## Dataset records
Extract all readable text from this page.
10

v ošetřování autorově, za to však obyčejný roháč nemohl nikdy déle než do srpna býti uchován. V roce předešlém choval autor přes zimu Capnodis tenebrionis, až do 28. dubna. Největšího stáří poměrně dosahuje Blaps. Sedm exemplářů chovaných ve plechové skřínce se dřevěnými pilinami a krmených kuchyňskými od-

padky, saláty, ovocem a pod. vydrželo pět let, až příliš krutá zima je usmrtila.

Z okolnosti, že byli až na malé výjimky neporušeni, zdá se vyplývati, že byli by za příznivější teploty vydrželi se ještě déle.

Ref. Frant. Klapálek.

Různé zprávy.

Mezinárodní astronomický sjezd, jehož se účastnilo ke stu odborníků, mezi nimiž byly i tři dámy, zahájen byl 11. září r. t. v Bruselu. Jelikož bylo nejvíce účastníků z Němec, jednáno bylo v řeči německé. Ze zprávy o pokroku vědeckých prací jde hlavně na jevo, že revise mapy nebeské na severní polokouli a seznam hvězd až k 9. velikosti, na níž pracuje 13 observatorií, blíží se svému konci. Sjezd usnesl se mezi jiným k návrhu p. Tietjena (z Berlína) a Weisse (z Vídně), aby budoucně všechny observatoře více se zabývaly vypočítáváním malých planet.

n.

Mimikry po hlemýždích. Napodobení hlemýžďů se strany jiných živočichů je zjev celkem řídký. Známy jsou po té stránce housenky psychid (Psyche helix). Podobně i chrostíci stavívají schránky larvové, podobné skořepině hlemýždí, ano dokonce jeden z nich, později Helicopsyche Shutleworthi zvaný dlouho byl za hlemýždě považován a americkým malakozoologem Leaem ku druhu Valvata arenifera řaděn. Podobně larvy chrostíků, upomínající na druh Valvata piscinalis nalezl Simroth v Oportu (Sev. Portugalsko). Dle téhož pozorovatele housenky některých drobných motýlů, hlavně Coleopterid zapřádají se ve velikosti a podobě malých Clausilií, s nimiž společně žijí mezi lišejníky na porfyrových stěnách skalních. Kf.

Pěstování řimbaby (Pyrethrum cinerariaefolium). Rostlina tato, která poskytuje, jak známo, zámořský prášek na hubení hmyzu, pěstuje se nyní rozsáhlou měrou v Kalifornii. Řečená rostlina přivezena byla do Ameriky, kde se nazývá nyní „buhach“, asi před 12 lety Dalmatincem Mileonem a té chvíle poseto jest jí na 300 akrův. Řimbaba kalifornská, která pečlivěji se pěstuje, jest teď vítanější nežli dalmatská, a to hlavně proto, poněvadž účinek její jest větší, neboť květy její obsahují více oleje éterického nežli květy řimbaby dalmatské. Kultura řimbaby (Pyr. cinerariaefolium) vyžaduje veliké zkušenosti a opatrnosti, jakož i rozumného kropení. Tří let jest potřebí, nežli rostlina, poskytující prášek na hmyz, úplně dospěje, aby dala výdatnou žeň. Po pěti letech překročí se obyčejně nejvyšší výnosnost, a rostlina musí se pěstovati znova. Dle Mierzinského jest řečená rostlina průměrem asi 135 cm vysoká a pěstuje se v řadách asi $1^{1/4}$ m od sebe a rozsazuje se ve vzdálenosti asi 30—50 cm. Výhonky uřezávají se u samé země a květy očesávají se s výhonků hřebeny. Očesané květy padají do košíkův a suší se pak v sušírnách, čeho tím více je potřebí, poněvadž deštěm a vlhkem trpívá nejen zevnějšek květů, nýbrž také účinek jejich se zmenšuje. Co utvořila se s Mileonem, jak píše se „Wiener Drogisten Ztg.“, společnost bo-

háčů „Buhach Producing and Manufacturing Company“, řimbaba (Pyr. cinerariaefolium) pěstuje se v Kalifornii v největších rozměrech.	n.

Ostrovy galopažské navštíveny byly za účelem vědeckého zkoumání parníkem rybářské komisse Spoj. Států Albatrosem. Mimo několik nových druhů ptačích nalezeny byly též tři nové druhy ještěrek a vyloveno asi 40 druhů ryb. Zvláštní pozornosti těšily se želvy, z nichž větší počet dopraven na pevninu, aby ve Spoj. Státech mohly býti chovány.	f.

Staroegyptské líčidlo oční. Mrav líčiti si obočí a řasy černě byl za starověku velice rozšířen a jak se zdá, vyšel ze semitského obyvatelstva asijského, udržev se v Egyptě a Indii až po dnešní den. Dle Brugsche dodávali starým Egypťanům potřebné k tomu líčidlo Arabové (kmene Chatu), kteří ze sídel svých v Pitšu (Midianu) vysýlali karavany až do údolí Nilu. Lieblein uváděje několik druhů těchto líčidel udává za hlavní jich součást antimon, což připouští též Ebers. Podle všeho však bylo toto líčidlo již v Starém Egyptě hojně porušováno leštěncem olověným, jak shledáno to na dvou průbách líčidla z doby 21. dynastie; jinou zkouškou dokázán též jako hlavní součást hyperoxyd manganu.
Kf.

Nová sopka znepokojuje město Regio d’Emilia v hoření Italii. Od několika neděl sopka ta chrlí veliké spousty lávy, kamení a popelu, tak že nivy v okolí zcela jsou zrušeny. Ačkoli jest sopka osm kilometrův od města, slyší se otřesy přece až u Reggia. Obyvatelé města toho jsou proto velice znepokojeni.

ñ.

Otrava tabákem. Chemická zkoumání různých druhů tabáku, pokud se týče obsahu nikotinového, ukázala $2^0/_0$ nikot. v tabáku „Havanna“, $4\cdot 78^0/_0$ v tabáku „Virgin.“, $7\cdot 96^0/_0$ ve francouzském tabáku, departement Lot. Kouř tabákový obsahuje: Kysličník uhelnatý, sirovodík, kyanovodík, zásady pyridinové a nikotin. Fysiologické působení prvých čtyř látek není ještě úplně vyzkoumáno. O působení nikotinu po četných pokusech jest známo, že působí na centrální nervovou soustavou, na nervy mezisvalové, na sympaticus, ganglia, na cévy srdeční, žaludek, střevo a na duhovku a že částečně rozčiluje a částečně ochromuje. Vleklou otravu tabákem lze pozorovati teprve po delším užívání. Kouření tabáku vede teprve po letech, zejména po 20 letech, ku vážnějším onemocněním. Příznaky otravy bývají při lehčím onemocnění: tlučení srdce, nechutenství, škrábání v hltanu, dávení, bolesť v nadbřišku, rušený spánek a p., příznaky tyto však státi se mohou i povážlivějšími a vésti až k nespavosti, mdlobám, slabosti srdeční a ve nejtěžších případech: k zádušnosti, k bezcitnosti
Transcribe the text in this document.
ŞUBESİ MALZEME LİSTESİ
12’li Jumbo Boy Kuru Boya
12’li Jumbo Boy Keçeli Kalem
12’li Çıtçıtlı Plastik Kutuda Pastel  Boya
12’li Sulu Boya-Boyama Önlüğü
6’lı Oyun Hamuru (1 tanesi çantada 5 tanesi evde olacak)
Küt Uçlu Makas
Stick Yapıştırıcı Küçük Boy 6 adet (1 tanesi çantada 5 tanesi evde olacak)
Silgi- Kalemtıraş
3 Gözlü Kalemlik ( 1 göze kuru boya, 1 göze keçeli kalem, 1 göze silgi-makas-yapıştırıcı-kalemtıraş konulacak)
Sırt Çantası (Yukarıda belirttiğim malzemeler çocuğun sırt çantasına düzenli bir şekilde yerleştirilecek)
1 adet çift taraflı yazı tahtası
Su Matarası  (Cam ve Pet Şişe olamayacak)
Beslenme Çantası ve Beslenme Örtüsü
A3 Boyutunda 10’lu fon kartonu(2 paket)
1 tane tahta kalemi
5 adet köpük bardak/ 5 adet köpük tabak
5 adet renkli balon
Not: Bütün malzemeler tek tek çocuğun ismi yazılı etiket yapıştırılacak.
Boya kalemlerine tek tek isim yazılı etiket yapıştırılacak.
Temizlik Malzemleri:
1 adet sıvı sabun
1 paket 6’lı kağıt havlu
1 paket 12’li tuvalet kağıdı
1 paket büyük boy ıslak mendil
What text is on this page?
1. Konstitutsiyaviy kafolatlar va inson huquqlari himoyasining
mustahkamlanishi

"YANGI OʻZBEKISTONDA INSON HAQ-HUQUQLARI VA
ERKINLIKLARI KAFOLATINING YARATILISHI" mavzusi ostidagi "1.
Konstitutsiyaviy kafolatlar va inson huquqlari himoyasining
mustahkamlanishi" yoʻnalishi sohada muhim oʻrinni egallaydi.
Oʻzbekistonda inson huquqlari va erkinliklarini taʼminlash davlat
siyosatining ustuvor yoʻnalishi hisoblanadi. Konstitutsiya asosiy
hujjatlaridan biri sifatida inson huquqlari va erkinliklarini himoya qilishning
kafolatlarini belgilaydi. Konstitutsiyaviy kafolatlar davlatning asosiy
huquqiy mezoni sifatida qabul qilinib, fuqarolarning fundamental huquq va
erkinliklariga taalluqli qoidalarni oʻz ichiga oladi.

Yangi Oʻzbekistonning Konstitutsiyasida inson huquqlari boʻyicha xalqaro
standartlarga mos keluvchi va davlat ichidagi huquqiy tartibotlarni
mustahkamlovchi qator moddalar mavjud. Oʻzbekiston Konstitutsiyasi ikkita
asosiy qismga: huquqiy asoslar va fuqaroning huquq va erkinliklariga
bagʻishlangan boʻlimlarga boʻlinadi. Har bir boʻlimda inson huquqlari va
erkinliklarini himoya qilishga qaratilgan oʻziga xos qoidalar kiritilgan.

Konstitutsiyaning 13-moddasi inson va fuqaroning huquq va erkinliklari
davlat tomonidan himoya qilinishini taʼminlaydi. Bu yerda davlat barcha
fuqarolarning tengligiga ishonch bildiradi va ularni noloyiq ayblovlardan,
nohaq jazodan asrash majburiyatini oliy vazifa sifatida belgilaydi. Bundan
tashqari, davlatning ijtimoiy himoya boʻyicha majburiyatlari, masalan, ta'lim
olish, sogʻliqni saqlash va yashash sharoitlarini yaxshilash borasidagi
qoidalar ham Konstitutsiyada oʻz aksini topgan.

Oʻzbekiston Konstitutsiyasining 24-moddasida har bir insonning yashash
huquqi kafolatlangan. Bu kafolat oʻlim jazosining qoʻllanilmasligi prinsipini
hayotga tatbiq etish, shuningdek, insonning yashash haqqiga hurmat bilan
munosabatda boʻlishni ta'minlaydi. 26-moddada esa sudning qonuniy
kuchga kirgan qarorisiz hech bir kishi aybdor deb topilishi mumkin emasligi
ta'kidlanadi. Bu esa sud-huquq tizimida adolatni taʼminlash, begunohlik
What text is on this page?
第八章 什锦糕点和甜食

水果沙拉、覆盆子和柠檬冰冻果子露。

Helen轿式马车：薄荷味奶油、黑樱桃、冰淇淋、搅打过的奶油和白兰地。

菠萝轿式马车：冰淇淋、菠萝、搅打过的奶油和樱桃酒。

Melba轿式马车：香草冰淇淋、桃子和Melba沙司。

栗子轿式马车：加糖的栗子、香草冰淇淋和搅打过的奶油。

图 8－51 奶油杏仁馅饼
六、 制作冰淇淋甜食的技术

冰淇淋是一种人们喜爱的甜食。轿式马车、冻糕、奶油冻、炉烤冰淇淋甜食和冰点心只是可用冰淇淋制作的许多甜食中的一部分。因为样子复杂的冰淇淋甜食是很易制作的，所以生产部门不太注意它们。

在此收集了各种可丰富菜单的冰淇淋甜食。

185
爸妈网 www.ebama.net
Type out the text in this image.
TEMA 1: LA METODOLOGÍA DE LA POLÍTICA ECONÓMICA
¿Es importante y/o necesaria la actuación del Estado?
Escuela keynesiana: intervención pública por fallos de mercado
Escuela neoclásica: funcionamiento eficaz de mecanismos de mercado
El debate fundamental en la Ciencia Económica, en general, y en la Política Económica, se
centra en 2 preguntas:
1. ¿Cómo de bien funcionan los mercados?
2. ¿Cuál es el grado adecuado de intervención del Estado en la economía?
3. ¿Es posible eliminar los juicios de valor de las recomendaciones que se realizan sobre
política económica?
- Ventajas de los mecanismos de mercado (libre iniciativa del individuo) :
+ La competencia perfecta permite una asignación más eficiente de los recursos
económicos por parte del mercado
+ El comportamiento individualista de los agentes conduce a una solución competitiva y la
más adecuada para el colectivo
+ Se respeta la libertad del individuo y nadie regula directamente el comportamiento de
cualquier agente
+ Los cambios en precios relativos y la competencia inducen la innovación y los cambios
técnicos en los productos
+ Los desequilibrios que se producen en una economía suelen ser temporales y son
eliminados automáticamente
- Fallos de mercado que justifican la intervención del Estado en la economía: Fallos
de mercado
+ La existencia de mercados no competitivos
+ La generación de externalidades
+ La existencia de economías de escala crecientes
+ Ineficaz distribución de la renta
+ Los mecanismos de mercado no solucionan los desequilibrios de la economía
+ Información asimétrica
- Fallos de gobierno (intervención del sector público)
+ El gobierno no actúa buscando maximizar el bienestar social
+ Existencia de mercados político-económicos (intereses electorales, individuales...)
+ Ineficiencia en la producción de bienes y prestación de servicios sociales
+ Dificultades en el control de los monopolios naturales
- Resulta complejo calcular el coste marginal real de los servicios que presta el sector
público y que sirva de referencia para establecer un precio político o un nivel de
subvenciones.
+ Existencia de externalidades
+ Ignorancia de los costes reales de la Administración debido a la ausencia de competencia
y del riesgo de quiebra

## The problem
From the entries above, extract each line containing "externalidades".

## Result of this task
+ La generación de externalidades
+ Existencia de externalidades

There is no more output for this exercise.